Reproduce every record below exactly as written, leaving out any pictures.

_GIVEN INFORMATION_
## start
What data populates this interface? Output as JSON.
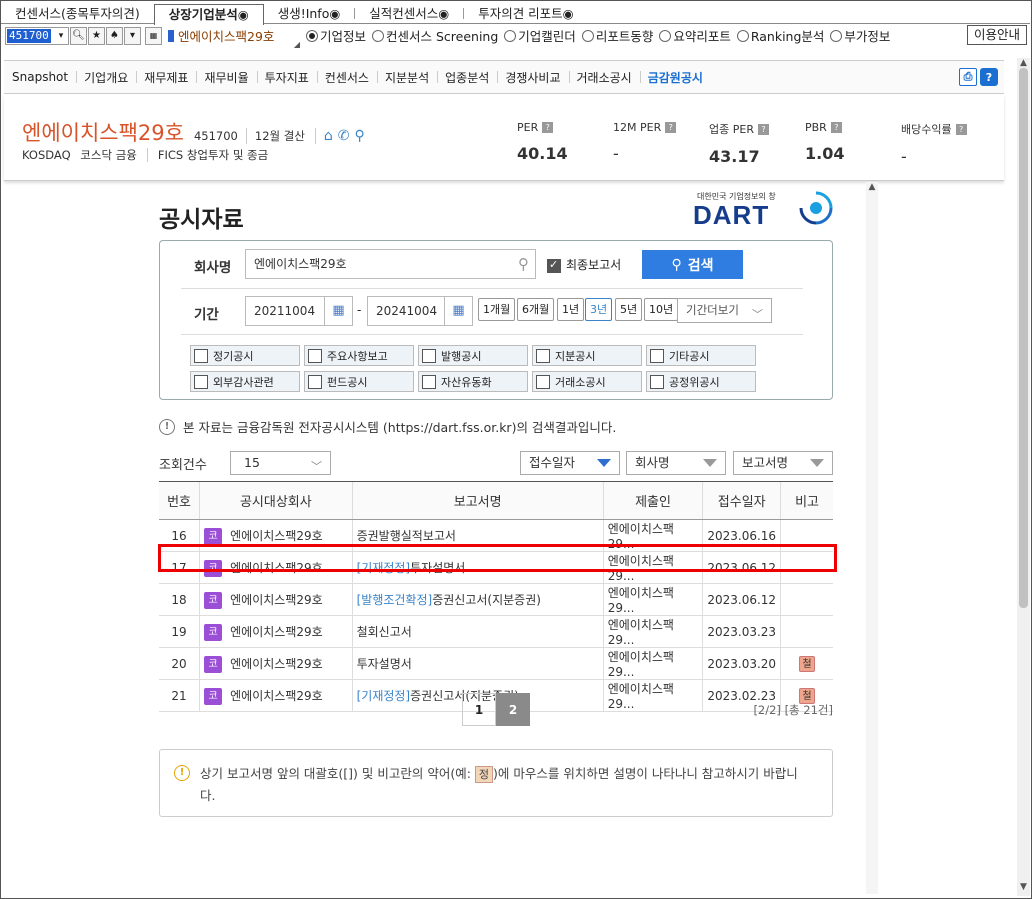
{
  "topbar": {
    "tabs": [
      "컨센서스(종목투자의견)",
      "상장기업분석◉",
      "생생!Info◉",
      "실적컨센서스◉",
      "투자의견 리포트◉"
    ],
    "active": 1
  },
  "toolbar": {
    "code": "451700",
    "company": "엔에이치스팩29호",
    "radios": [
      "기업정보",
      "컨센서스 Screening",
      "기업캘린더",
      "리포트동향",
      "요약리포트",
      "Ranking분석",
      "부가정보"
    ],
    "help": "이용안내"
  },
  "menu": {
    "items": [
      "Snapshot",
      "기업개요",
      "재무제표",
      "재무비율",
      "투자지표",
      "컨센서스",
      "지분분석",
      "업종분석",
      "경쟁사비교",
      "거래소공시",
      "금감원공시"
    ],
    "active": 10
  },
  "company": {
    "name": "엔에이치스팩29호",
    "code": "451700",
    "settle": "12월 결산",
    "market": "KOSDAQ",
    "market_sector": "코스닥 금융",
    "fics": "FICS 창업투자 및 종금"
  },
  "metrics": [
    {
      "label": "PER",
      "value": "40.14"
    },
    {
      "label": "12M PER",
      "value": "-"
    },
    {
      "label": "업종 PER",
      "value": "43.17"
    },
    {
      "label": "PBR",
      "value": "1.04"
    },
    {
      "label": "배당수익률",
      "value": "-"
    }
  ],
  "page": {
    "title": "공시자료",
    "dart_small": "대한민국 기업정보의 창",
    "dart": "DART"
  },
  "search": {
    "company_label": "회사명",
    "company_value": "엔에이치스팩29호",
    "final_label": "최종보고서",
    "button": "검색",
    "period_label": "기간",
    "from": "20211004",
    "to": "20241004",
    "periods": [
      "1개월",
      "6개월",
      "1년",
      "3년",
      "5년",
      "10년"
    ],
    "period_selected": 3,
    "more": "기간더보기",
    "cats": [
      "정기공시",
      "주요사항보고",
      "발행공시",
      "지분공시",
      "기타공시",
      "외부감사관련",
      "펀드공시",
      "자산유동화",
      "거래소공시",
      "공정위공시"
    ]
  },
  "notice": "본 자료는 금융감독원 전자공시시스템 (https://dart.fss.or.kr)의 검색결과입니다.",
  "list": {
    "count_label": "조회건수",
    "count": "15",
    "sorts": [
      "접수일자",
      "회사명",
      "보고서명"
    ],
    "headers": [
      "번호",
      "공시대상회사",
      "보고서명",
      "제출인",
      "접수일자",
      "비고"
    ],
    "rows": [
      {
        "no": "16",
        "badge": "코",
        "company": "엔에이치스팩29호",
        "prefix": "",
        "report": "증권발행실적보고서",
        "submitter": "엔에이치스팩29...",
        "date": "2023.06.16",
        "remark": ""
      },
      {
        "no": "17",
        "badge": "코",
        "company": "엔에이치스팩29호",
        "prefix": "[기재정정]",
        "report": "투자설명서",
        "submitter": "엔에이치스팩29...",
        "date": "2023.06.12",
        "remark": ""
      },
      {
        "no": "18",
        "badge": "코",
        "company": "엔에이치스팩29호",
        "prefix": "[발행조건확정]",
        "report": "증권신고서(지분증권)",
        "submitter": "엔에이치스팩29...",
        "date": "2023.06.12",
        "remark": ""
      },
      {
        "no": "19",
        "badge": "코",
        "company": "엔에이치스팩29호",
        "prefix": "",
        "report": "철회신고서",
        "submitter": "엔에이치스팩29...",
        "date": "2023.03.23",
        "remark": ""
      },
      {
        "no": "20",
        "badge": "코",
        "company": "엔에이치스팩29호",
        "prefix": "",
        "report": "투자설명서",
        "submitter": "엔에이치스팩29...",
        "date": "2023.03.20",
        "remark": "철"
      },
      {
        "no": "21",
        "badge": "코",
        "company": "엔에이치스팩29호",
        "prefix": "[기재정정]",
        "report": "증권신고서(지분증권)",
        "submitter": "엔에이치스팩29...",
        "date": "2023.02.23",
        "remark": "철"
      }
    ]
  },
  "pager": {
    "pages": [
      "1",
      "2"
    ],
    "current": 1,
    "info": "[2/2] [총 21건]"
  },
  "tip": {
    "text1": "상기 보고서명 앞의 대괄호([]) 및 비고란의 약어(예: ",
    "badge": "정",
    "text2": ")에 마우스를 위치하면 설명이 나타나니 참고하시기 바랍니다."
  }
}
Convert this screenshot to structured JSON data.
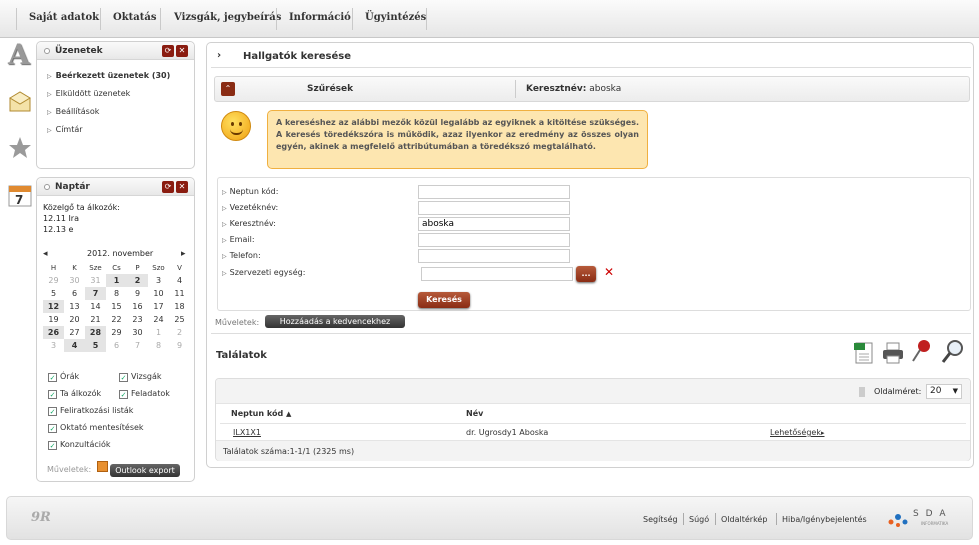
## end
_THE REPLY_
What data populates this interface? Output as JSON.
{
  "topbar": {
    "tabs": [
      "컨센서스(종목투자의견)",
      "상장기업분석◉",
      "생생!Info◉",
      "실적컨센서스◉",
      "투자의견 리포트◉"
    ],
    "active": 1
  },
  "toolbar": {
    "code": "451700",
    "company": "엔에이치스팩29호",
    "radios": [
      "기업정보",
      "컨센서스 Screening",
      "기업캘린더",
      "리포트동향",
      "요약리포트",
      "Ranking분석",
      "부가정보"
    ],
    "help": "이용안내"
  },
  "menu": {
    "items": [
      "Snapshot",
      "기업개요",
      "재무제표",
      "재무비율",
      "투자지표",
      "컨센서스",
      "지분분석",
      "업종분석",
      "경쟁사비교",
      "거래소공시",
      "금감원공시"
    ],
    "active": 10
  },
  "company": {
    "name": "엔에이치스팩29호",
    "code": "451700",
    "settle": "12월 결산",
    "market": "KOSDAQ",
    "market_sector": "코스닥 금융",
    "fics": "FICS 창업투자 및 종금"
  },
  "metrics": [
    {
      "label": "PER",
      "value": "40.14"
    },
    {
      "label": "12M PER",
      "value": "-"
    },
    {
      "label": "업종 PER",
      "value": "43.17"
    },
    {
      "label": "PBR",
      "value": "1.04"
    },
    {
      "label": "배당수익률",
      "value": "-"
    }
  ],
  "page": {
    "title": "공시자료",
    "dart_small": "대한민국 기업정보의 창",
    "dart": "DART"
  },
  "search": {
    "company_label": "회사명",
    "company_value": "엔에이치스팩29호",
    "final_label": "최종보고서",
    "button": "검색",
    "period_label": "기간",
    "from": "20211004",
    "to": "20241004",
    "periods": [
      "1개월",
      "6개월",
      "1년",
      "3년",
      "5년",
      "10년"
    ],
    "period_selected": 3,
    "more": "기간더보기",
    "cats": [
      "정기공시",
      "주요사항보고",
      "발행공시",
      "지분공시",
      "기타공시",
      "외부감사관련",
      "펀드공시",
      "자산유동화",
      "거래소공시",
      "공정위공시"
    ]
  },
  "notice": "본 자료는 금융감독원 전자공시시스템 (https://dart.fss.or.kr)의 검색결과입니다.",
  "list": {
    "count_label": "조회건수",
    "count": "15",
    "sorts": [
      "접수일자",
      "회사명",
      "보고서명"
    ],
    "headers": [
      "번호",
      "공시대상회사",
      "보고서명",
      "제출인",
      "접수일자",
      "비고"
    ],
    "rows": [
      {
        "no": "16",
        "badge": "코",
        "company": "엔에이치스팩29호",
        "prefix": "",
        "report": "증권발행실적보고서",
        "submitter": "엔에이치스팩29...",
        "date": "2023.06.16",
        "remark": ""
      },
      {
        "no": "17",
        "badge": "코",
        "company": "엔에이치스팩29호",
        "prefix": "[기재정정]",
        "report": "투자설명서",
        "submitter": "엔에이치스팩29...",
        "date": "2023.06.12",
        "remark": ""
      },
      {
        "no": "18",
        "badge": "코",
        "company": "엔에이치스팩29호",
        "prefix": "[발행조건확정]",
        "report": "증권신고서(지분증권)",
        "submitter": "엔에이치스팩29...",
        "date": "2023.06.12",
        "remark": ""
      },
      {
        "no": "19",
        "badge": "코",
        "company": "엔에이치스팩29호",
        "prefix": "",
        "report": "철회신고서",
        "submitter": "엔에이치스팩29...",
        "date": "2023.03.23",
        "remark": ""
      },
      {
        "no": "20",
        "badge": "코",
        "company": "엔에이치스팩29호",
        "prefix": "",
        "report": "투자설명서",
        "submitter": "엔에이치스팩29...",
        "date": "2023.03.20",
        "remark": "철"
      },
      {
        "no": "21",
        "badge": "코",
        "company": "엔에이치스팩29호",
        "prefix": "[기재정정]",
        "report": "증권신고서(지분증권)",
        "submitter": "엔에이치스팩29...",
        "date": "2023.02.23",
        "remark": "철"
      }
    ]
  },
  "pager": {
    "pages": [
      "1",
      "2"
    ],
    "current": 1,
    "info": "[2/2] [총 21건]"
  },
  "tip": {
    "text1": "상기 보고서명 앞의 대괄호([]) 및 비고란의 약어(예: ",
    "badge": "정",
    "text2": ")에 마우스를 위치하면 설명이 나타나니 참고하시기 바랍니다."
  }
}
Convert this screenshot to structured JSON data.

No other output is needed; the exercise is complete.